Required task: Every line holding the string "which" should be gathered.
***** Given information
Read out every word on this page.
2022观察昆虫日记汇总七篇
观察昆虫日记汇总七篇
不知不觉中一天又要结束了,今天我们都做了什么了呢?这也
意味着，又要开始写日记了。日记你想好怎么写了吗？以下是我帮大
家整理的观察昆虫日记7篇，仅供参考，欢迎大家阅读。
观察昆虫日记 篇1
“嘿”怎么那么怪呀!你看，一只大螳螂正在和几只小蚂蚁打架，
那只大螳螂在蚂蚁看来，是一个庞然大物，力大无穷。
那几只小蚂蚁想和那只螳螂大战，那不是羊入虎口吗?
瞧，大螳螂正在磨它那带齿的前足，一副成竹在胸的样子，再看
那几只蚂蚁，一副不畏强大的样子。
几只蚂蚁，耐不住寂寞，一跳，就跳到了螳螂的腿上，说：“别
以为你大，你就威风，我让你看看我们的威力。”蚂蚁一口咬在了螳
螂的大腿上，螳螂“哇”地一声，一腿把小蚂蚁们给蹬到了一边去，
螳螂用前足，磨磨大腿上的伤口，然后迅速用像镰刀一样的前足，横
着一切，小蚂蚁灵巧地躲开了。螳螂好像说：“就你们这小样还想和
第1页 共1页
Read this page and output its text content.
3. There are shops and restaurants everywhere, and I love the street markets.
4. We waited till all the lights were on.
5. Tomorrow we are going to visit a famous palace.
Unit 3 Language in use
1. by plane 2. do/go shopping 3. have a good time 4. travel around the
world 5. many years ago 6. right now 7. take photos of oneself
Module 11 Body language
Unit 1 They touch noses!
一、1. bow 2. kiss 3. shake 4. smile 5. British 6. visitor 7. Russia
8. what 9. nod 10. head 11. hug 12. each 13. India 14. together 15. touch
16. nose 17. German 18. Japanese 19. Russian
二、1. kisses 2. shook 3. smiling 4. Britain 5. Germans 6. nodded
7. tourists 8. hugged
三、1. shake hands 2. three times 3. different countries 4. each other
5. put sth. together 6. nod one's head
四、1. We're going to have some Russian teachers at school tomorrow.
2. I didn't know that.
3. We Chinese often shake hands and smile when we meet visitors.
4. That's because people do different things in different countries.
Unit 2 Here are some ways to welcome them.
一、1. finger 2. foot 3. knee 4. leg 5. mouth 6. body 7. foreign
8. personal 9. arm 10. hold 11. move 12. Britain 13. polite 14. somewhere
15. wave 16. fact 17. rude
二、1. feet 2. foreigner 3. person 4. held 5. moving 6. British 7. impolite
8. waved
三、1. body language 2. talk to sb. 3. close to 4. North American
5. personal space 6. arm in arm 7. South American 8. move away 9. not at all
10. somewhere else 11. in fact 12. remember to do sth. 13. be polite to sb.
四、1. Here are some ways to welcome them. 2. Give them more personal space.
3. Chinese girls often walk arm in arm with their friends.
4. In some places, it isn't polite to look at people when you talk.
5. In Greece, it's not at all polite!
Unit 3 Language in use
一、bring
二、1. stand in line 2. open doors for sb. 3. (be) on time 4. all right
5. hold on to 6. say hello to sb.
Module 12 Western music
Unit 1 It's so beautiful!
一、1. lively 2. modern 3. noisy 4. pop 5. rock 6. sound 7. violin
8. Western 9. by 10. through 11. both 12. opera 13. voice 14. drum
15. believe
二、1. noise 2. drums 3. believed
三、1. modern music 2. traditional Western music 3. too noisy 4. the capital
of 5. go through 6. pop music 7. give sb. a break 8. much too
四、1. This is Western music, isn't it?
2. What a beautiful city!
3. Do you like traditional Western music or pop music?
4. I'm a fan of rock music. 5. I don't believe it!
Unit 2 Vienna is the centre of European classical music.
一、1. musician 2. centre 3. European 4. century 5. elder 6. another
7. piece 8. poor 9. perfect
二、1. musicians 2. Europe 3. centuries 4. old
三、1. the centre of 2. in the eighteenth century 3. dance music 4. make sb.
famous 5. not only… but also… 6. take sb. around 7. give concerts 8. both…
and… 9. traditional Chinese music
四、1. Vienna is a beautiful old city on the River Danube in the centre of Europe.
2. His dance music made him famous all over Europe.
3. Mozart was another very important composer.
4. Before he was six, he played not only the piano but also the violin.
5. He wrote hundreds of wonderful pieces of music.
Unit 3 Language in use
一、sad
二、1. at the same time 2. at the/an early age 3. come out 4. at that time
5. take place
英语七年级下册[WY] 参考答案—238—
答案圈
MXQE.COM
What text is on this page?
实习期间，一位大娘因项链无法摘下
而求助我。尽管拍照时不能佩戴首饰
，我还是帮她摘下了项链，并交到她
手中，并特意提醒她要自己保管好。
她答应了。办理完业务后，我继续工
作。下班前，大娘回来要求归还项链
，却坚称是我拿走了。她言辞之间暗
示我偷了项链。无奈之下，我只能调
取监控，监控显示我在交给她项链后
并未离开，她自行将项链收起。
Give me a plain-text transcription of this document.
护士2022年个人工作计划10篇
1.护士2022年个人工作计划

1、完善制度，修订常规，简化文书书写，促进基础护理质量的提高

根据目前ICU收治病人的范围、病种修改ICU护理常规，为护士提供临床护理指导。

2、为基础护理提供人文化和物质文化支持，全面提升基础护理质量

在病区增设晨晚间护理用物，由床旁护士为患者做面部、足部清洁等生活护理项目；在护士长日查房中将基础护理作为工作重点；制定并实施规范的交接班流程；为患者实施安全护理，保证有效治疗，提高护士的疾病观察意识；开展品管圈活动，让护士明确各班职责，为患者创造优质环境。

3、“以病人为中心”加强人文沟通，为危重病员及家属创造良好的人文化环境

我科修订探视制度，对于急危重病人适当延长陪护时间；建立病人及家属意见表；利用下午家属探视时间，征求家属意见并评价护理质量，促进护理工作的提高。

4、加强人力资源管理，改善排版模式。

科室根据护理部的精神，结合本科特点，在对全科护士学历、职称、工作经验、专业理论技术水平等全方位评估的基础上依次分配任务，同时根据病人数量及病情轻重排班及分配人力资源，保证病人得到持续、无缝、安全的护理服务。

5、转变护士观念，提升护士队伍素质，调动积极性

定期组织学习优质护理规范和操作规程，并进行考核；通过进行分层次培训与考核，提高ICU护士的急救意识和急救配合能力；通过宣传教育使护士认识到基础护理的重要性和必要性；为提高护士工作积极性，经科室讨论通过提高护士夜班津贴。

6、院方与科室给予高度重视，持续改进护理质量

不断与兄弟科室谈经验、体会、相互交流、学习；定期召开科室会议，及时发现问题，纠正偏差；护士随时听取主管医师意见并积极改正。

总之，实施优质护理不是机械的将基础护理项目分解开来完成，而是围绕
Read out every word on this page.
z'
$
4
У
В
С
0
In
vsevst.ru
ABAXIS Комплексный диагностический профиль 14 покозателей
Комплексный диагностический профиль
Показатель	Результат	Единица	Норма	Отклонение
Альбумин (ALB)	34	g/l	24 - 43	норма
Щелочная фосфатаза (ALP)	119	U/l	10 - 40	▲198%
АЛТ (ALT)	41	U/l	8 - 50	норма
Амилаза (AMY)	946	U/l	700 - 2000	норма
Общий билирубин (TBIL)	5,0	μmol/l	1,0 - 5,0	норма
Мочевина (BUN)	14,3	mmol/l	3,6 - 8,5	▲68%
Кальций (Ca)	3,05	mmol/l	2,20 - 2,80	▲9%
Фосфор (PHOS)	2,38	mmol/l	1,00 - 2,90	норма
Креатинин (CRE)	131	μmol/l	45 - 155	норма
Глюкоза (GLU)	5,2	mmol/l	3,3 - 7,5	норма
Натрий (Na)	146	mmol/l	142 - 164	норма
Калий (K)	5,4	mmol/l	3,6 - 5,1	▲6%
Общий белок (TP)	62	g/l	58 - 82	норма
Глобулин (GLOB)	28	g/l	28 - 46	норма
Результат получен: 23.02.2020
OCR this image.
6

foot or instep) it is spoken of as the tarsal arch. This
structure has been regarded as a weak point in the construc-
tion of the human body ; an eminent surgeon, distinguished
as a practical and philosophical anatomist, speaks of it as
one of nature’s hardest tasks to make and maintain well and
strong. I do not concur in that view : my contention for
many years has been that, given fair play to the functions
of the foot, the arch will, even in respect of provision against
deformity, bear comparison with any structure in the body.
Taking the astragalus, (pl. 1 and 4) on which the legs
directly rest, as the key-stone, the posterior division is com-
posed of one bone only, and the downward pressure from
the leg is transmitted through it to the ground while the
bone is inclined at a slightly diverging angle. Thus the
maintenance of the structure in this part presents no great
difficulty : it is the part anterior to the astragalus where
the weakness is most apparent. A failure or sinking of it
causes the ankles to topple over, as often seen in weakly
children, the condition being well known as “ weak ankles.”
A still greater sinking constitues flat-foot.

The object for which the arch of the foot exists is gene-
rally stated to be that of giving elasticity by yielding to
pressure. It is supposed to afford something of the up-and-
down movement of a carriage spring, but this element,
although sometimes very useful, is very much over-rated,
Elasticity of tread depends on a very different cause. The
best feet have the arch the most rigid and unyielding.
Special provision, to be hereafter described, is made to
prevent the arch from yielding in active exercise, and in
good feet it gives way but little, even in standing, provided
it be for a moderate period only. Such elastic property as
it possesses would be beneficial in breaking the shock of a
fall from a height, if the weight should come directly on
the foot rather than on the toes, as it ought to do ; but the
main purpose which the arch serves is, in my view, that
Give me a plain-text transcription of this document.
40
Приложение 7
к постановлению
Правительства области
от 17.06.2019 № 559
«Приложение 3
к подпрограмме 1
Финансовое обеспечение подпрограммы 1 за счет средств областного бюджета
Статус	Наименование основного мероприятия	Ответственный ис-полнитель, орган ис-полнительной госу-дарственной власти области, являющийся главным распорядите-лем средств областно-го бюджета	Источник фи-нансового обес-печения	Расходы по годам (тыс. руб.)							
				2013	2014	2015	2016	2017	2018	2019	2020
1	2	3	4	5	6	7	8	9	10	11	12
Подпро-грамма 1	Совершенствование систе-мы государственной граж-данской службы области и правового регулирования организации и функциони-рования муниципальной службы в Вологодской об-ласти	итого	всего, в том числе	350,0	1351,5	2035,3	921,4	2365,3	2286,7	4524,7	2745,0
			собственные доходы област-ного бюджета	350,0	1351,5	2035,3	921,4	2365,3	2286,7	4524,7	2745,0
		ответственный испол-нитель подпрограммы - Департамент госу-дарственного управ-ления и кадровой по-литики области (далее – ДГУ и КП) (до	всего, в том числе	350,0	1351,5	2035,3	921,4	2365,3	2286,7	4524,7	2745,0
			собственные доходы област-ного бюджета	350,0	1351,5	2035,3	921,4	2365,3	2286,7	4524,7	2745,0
**********
Exercise answer:
Taking the astragalus, (pl. 1 and 4) on which the legs
The object for which the arch of the foot exists is gene-
main purpose which the arch serves is, in my view, that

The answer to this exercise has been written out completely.